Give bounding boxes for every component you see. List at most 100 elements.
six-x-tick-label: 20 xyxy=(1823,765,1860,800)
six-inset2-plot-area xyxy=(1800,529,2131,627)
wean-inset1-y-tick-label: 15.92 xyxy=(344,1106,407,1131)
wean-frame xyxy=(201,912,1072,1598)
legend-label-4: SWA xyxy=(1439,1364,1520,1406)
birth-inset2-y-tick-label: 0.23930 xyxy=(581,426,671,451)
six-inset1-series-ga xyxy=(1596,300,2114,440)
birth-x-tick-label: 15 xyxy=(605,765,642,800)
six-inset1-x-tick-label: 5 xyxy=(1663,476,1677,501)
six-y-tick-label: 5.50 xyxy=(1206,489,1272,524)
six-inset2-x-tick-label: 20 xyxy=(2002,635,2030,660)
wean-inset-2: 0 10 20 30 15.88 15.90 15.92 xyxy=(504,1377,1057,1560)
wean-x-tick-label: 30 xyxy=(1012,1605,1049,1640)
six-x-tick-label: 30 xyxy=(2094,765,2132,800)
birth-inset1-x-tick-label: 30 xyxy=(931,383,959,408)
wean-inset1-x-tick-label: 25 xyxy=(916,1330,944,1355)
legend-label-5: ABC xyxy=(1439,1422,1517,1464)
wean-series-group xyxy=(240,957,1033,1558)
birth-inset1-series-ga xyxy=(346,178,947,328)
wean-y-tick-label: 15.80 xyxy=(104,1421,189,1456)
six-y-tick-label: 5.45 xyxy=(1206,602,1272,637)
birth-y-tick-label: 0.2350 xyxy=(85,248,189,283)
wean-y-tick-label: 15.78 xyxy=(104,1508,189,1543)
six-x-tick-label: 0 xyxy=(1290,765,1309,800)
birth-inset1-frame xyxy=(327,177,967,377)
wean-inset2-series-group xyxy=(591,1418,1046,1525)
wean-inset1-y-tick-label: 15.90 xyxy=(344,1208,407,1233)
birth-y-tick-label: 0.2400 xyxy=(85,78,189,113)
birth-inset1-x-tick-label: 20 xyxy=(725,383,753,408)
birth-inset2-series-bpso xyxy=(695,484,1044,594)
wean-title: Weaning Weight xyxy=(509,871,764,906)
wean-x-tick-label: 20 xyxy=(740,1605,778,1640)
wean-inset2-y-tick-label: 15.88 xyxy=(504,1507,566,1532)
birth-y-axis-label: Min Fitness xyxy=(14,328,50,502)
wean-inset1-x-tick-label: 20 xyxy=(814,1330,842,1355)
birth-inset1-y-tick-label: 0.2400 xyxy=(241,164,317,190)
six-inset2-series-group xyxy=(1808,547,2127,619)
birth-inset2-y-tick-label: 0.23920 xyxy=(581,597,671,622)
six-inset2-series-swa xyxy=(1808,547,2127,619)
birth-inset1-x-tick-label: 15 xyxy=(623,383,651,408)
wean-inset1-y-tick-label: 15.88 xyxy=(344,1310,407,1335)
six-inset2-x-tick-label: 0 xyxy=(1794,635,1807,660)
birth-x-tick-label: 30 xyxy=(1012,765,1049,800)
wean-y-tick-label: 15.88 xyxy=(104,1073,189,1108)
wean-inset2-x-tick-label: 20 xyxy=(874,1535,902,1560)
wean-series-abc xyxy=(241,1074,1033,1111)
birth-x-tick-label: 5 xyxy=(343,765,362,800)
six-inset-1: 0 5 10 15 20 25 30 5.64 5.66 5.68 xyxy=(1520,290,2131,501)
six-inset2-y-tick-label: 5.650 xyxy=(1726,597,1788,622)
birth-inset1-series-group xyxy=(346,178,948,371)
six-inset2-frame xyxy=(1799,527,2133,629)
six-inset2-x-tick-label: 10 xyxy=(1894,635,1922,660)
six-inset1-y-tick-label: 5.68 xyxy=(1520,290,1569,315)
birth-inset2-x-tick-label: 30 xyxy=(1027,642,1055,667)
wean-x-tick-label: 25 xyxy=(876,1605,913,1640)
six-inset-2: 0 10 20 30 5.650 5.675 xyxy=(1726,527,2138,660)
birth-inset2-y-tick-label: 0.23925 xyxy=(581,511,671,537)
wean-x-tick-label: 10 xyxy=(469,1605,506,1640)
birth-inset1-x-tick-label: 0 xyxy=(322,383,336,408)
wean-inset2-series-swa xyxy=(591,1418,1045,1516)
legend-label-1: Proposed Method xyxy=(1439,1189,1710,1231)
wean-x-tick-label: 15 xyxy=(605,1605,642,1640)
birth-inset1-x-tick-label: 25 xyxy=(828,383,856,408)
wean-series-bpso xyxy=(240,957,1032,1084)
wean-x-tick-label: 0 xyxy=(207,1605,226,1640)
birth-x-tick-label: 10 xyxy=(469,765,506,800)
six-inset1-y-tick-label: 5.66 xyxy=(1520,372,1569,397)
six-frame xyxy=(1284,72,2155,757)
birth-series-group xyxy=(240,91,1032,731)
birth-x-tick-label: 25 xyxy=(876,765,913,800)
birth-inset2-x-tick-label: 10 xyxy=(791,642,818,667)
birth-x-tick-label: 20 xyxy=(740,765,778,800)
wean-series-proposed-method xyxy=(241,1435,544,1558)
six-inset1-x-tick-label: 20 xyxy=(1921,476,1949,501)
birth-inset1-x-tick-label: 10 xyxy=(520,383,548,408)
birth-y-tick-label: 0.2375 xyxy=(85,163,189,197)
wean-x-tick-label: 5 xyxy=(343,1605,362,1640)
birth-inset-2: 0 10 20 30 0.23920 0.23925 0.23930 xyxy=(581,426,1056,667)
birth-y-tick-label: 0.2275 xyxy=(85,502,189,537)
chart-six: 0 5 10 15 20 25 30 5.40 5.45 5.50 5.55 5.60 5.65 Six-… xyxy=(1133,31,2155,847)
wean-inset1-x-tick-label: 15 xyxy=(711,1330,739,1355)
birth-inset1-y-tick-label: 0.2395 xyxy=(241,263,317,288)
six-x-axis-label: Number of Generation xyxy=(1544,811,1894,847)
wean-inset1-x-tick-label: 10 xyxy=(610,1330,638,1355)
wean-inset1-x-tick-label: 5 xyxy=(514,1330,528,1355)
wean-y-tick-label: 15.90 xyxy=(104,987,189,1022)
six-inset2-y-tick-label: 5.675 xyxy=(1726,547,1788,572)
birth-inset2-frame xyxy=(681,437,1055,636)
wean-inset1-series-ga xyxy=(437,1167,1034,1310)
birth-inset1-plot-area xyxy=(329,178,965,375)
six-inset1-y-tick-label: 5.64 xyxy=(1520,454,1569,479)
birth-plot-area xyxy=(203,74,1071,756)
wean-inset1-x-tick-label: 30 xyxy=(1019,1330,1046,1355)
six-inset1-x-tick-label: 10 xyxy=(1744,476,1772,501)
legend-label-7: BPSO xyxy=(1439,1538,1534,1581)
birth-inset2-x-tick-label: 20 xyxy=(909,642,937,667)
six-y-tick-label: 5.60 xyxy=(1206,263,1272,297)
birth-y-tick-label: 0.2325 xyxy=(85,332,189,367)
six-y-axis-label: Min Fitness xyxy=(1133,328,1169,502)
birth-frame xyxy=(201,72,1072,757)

_ _ _

EXERCISE PROMPT.
Please copy all of the lines above word for word.

TASK OUTPUT.
Give bounding boxes for every component you see. List at most 100 elements.
six-x-tick-label: 20 xyxy=(1823,765,1860,800)
six-inset2-plot-area xyxy=(1800,529,2131,627)
wean-inset1-y-tick-label: 15.92 xyxy=(344,1106,407,1131)
wean-frame xyxy=(201,912,1072,1598)
legend-label-4: SWA xyxy=(1439,1364,1520,1406)
birth-inset2-y-tick-label: 0.23930 xyxy=(581,426,671,451)
six-inset1-series-ga xyxy=(1596,300,2114,440)
birth-x-tick-label: 15 xyxy=(605,765,642,800)
six-inset1-x-tick-label: 5 xyxy=(1663,476,1677,501)
six-y-tick-label: 5.50 xyxy=(1206,489,1272,524)
six-inset2-x-tick-label: 20 xyxy=(2002,635,2030,660)
wean-inset-2: 0 10 20 30 15.88 15.90 15.92 xyxy=(504,1377,1057,1560)
wean-x-tick-label: 30 xyxy=(1012,1605,1049,1640)
six-x-tick-label: 30 xyxy=(2094,765,2132,800)
birth-inset1-x-tick-label: 30 xyxy=(931,383,959,408)
wean-inset1-x-tick-label: 25 xyxy=(916,1330,944,1355)
legend-label-5: ABC xyxy=(1439,1422,1517,1464)
wean-series-group xyxy=(240,957,1033,1558)
birth-inset1-series-ga xyxy=(346,178,947,328)
wean-y-tick-label: 15.80 xyxy=(104,1421,189,1456)
six-y-tick-label: 5.45 xyxy=(1206,602,1272,637)
birth-y-tick-label: 0.2350 xyxy=(85,248,189,283)
wean-y-tick-label: 15.78 xyxy=(104,1508,189,1543)
six-x-tick-label: 0 xyxy=(1290,765,1309,800)
birth-inset1-frame xyxy=(327,177,967,377)
wean-inset2-series-group xyxy=(591,1418,1046,1525)
wean-inset1-y-tick-label: 15.90 xyxy=(344,1208,407,1233)
birth-y-tick-label: 0.2400 xyxy=(85,78,189,113)
birth-inset1-x-tick-label: 20 xyxy=(725,383,753,408)
birth-inset2-series-bpso xyxy=(695,484,1044,594)
wean-title: Weaning Weight xyxy=(509,871,764,906)
wean-x-tick-label: 20 xyxy=(740,1605,778,1640)
wean-inset2-y-tick-label: 15.88 xyxy=(504,1507,566,1532)
birth-y-axis-label: Min Fitness xyxy=(14,328,50,502)
wean-inset1-x-tick-label: 20 xyxy=(814,1330,842,1355)
birth-inset1-y-tick-label: 0.2400 xyxy=(241,164,317,190)
six-inset2-series-group xyxy=(1808,547,2127,619)
birth-inset2-y-tick-label: 0.23920 xyxy=(581,597,671,622)
six-inset2-series-swa xyxy=(1808,547,2127,619)
birth-inset1-x-tick-label: 15 xyxy=(623,383,651,408)
wean-inset1-y-tick-label: 15.88 xyxy=(344,1310,407,1335)
six-inset2-x-tick-label: 0 xyxy=(1794,635,1807,660)
birth-x-tick-label: 30 xyxy=(1012,765,1049,800)
wean-y-tick-label: 15.88 xyxy=(104,1073,189,1108)
wean-inset2-x-tick-label: 20 xyxy=(874,1535,902,1560)
wean-series-abc xyxy=(241,1074,1033,1111)
birth-x-tick-label: 5 xyxy=(343,765,362,800)
six-inset-1: 0 5 10 15 20 25 30 5.64 5.66 5.68 xyxy=(1520,290,2131,501)
six-inset2-y-tick-label: 5.650 xyxy=(1726,597,1788,622)
birth-inset1-series-group xyxy=(346,178,948,371)
six-inset2-frame xyxy=(1799,527,2133,629)
six-inset2-x-tick-label: 10 xyxy=(1894,635,1922,660)
six-inset1-y-tick-label: 5.68 xyxy=(1520,290,1569,315)
birth-inset2-x-tick-label: 30 xyxy=(1027,642,1055,667)
wean-x-tick-label: 25 xyxy=(876,1605,913,1640)
six-inset-2: 0 10 20 30 5.650 5.675 xyxy=(1726,527,2138,660)
birth-inset2-y-tick-label: 0.23925 xyxy=(581,511,671,537)
wean-x-tick-label: 10 xyxy=(469,1605,506,1640)
birth-inset1-x-tick-label: 0 xyxy=(322,383,336,408)
wean-inset2-series-swa xyxy=(591,1418,1045,1516)
legend-label-1: Proposed Method xyxy=(1439,1189,1710,1231)
wean-x-tick-label: 15 xyxy=(605,1605,642,1640)
birth-inset1-x-tick-label: 25 xyxy=(828,383,856,408)
wean-series-bpso xyxy=(240,957,1032,1084)
wean-x-tick-label: 0 xyxy=(207,1605,226,1640)
birth-x-tick-label: 10 xyxy=(469,765,506,800)
six-inset1-y-tick-label: 5.66 xyxy=(1520,372,1569,397)
six-frame xyxy=(1284,72,2155,757)
birth-series-group xyxy=(240,91,1032,731)
birth-x-tick-label: 25 xyxy=(876,765,913,800)
birth-inset2-x-tick-label: 10 xyxy=(791,642,818,667)
birth-x-tick-label: 20 xyxy=(740,765,778,800)
wean-series-proposed-method xyxy=(241,1435,544,1558)
six-inset1-x-tick-label: 20 xyxy=(1921,476,1949,501)
birth-inset1-x-tick-label: 10 xyxy=(520,383,548,408)
birth-y-tick-label: 0.2375 xyxy=(85,163,189,197)
wean-x-tick-label: 5 xyxy=(343,1605,362,1640)
birth-inset-2: 0 10 20 30 0.23920 0.23925 0.23930 xyxy=(581,426,1056,667)
birth-y-tick-label: 0.2275 xyxy=(85,502,189,537)
chart-six: 0 5 10 15 20 25 30 5.40 5.45 5.50 5.55 5.60 5.65 Six-… xyxy=(1133,31,2155,847)
wean-inset1-x-tick-label: 15 xyxy=(711,1330,739,1355)
birth-inset1-y-tick-label: 0.2395 xyxy=(241,263,317,288)
six-x-axis-label: Number of Generation xyxy=(1544,811,1894,847)
wean-inset1-x-tick-label: 10 xyxy=(610,1330,638,1355)
wean-inset1-x-tick-label: 5 xyxy=(514,1330,528,1355)
wean-y-tick-label: 15.90 xyxy=(104,987,189,1022)
six-inset2-y-tick-label: 5.675 xyxy=(1726,547,1788,572)
birth-inset2-frame xyxy=(681,437,1055,636)
wean-inset1-series-ga xyxy=(437,1167,1034,1310)
birth-inset1-plot-area xyxy=(329,178,965,375)
six-inset1-y-tick-label: 5.64 xyxy=(1520,454,1569,479)
birth-plot-area xyxy=(203,74,1071,756)
wean-inset1-x-tick-label: 30 xyxy=(1019,1330,1046,1355)
six-inset1-x-tick-label: 10 xyxy=(1744,476,1772,501)
legend-label-7: BPSO xyxy=(1439,1538,1534,1581)
birth-inset2-x-tick-label: 20 xyxy=(909,642,937,667)
six-y-tick-label: 5.60 xyxy=(1206,263,1272,297)
birth-y-tick-label: 0.2325 xyxy=(85,332,189,367)
six-y-axis-label: Min Fitness xyxy=(1133,328,1169,502)
birth-frame xyxy=(201,72,1072,757)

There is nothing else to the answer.